Collected data entries
··········

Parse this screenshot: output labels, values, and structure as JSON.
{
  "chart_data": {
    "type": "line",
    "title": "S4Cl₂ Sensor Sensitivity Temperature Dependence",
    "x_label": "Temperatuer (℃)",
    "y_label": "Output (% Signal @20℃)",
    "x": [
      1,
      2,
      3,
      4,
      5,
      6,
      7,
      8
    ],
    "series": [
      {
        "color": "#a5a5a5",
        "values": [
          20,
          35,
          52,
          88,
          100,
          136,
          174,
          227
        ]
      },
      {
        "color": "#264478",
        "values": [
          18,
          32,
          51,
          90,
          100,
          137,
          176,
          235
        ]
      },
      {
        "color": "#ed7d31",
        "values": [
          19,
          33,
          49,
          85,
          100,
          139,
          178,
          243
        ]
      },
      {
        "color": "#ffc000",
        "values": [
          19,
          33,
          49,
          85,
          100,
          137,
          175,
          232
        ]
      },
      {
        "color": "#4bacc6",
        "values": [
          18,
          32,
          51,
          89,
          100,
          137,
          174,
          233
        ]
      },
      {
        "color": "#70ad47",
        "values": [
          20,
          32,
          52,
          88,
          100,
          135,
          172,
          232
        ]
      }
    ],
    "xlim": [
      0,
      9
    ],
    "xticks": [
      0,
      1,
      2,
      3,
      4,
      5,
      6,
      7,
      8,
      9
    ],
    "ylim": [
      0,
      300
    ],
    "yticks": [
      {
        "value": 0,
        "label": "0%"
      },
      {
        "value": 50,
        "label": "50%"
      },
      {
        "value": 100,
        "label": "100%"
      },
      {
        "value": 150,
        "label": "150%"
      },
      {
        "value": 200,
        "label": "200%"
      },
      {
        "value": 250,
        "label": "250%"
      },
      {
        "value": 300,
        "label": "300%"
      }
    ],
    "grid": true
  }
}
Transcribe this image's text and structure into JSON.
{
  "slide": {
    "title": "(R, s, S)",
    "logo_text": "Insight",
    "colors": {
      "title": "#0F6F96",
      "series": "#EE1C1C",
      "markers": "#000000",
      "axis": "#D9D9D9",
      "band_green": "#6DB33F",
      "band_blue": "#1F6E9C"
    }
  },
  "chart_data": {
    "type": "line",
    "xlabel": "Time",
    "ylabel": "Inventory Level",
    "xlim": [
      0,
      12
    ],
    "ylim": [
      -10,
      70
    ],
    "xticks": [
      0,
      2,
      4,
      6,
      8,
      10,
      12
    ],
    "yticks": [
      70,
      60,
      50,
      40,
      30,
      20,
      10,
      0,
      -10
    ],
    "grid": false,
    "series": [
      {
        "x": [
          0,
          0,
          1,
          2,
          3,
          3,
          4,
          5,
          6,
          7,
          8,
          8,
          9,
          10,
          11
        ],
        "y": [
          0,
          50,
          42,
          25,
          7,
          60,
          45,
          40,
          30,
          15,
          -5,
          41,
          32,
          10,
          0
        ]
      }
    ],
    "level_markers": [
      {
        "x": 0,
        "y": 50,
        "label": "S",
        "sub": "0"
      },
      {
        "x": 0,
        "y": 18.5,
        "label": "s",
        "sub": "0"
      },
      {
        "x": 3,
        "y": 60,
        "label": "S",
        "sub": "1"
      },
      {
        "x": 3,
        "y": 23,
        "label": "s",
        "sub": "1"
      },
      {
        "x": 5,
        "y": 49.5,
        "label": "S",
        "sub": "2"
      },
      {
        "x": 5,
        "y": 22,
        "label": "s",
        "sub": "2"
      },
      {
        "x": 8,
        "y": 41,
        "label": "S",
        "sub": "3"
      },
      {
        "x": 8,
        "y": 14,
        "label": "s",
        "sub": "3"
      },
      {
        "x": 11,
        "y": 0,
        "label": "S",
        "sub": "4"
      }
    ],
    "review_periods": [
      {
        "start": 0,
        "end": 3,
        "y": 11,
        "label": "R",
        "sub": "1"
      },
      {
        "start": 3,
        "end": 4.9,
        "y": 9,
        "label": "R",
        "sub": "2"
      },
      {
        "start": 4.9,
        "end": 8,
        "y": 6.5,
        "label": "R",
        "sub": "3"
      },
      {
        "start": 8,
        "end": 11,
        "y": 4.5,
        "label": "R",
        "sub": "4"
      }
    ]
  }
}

··········

**WRITTEN TASK**
Please return the data above exactly as given.

**COMPLETE OUTPUT**
Parse this screenshot: output labels, values, and structure as JSON.
{
  "chart_data": {
    "type": "line",
    "title": "S4Cl₂ Sensor Sensitivity Temperature Dependence",
    "x_label": "Temperatuer (℃)",
    "y_label": "Output (% Signal @20℃)",
    "x": [
      1,
      2,
      3,
      4,
      5,
      6,
      7,
      8
    ],
    "series": [
      {
        "color": "#a5a5a5",
        "values": [
          20,
          35,
          52,
          88,
          100,
          136,
          174,
          227
        ]
      },
      {
        "color": "#264478",
        "values": [
          18,
          32,
          51,
          90,
          100,
          137,
          176,
          235
        ]
      },
      {
        "color": "#ed7d31",
        "values": [
          19,
          33,
          49,
          85,
          100,
          139,
          178,
          243
        ]
      },
      {
        "color": "#ffc000",
        "values": [
          19,
          33,
          49,
          85,
          100,
          137,
          175,
          232
        ]
      },
      {
        "color": "#4bacc6",
        "values": [
          18,
          32,
          51,
          89,
          100,
          137,
          174,
          233
        ]
      },
      {
        "color": "#70ad47",
        "values": [
          20,
          32,
          52,
          88,
          100,
          135,
          172,
          232
        ]
      }
    ],
    "xlim": [
      0,
      9
    ],
    "xticks": [
      0,
      1,
      2,
      3,
      4,
      5,
      6,
      7,
      8,
      9
    ],
    "ylim": [
      0,
      300
    ],
    "yticks": [
      {
        "value": 0,
        "label": "0%"
      },
      {
        "value": 50,
        "label": "50%"
      },
      {
        "value": 100,
        "label": "100%"
      },
      {
        "value": 150,
        "label": "150%"
      },
      {
        "value": 200,
        "label": "200%"
      },
      {
        "value": 250,
        "label": "250%"
      },
      {
        "value": 300,
        "label": "300%"
      }
    ],
    "grid": true
  }
}
Transcribe this image's text and structure into JSON.
{
  "slide": {
    "title": "(R, s, S)",
    "logo_text": "Insight",
    "colors": {
      "title": "#0F6F96",
      "series": "#EE1C1C",
      "markers": "#000000",
      "axis": "#D9D9D9",
      "band_green": "#6DB33F",
      "band_blue": "#1F6E9C"
    }
  },
  "chart_data": {
    "type": "line",
    "xlabel": "Time",
    "ylabel": "Inventory Level",
    "xlim": [
      0,
      12
    ],
    "ylim": [
      -10,
      70
    ],
    "xticks": [
      0,
      2,
      4,
      6,
      8,
      10,
      12
    ],
    "yticks": [
      70,
      60,
      50,
      40,
      30,
      20,
      10,
      0,
      -10
    ],
    "grid": false,
    "series": [
      {
        "x": [
          0,
          0,
          1,
          2,
          3,
          3,
          4,
          5,
          6,
          7,
          8,
          8,
          9,
          10,
          11
        ],
        "y": [
          0,
          50,
          42,
          25,
          7,
          60,
          45,
          40,
          30,
          15,
          -5,
          41,
          32,
          10,
          0
        ]
      }
    ],
    "level_markers": [
      {
        "x": 0,
        "y": 50,
        "label": "S",
        "sub": "0"
      },
      {
        "x": 0,
        "y": 18.5,
        "label": "s",
        "sub": "0"
      },
      {
        "x": 3,
        "y": 60,
        "label": "S",
        "sub": "1"
      },
      {
        "x": 3,
        "y": 23,
        "label": "s",
        "sub": "1"
      },
      {
        "x": 5,
        "y": 49.5,
        "label": "S",
        "sub": "2"
      },
      {
        "x": 5,
        "y": 22,
        "label": "s",
        "sub": "2"
      },
      {
        "x": 8,
        "y": 41,
        "label": "S",
        "sub": "3"
      },
      {
        "x": 8,
        "y": 14,
        "label": "s",
        "sub": "3"
      },
      {
        "x": 11,
        "y": 0,
        "label": "S",
        "sub": "4"
      }
    ],
    "review_periods": [
      {
        "start": 0,
        "end": 3,
        "y": 11,
        "label": "R",
        "sub": "1"
      },
      {
        "start": 3,
        "end": 4.9,
        "y": 9,
        "label": "R",
        "sub": "2"
      },
      {
        "start": 4.9,
        "end": 8,
        "y": 6.5,
        "label": "R",
        "sub": "3"
      },
      {
        "start": 8,
        "end": 11,
        "y": 4.5,
        "label": "R",
        "sub": "4"
      }
    ]
  }
}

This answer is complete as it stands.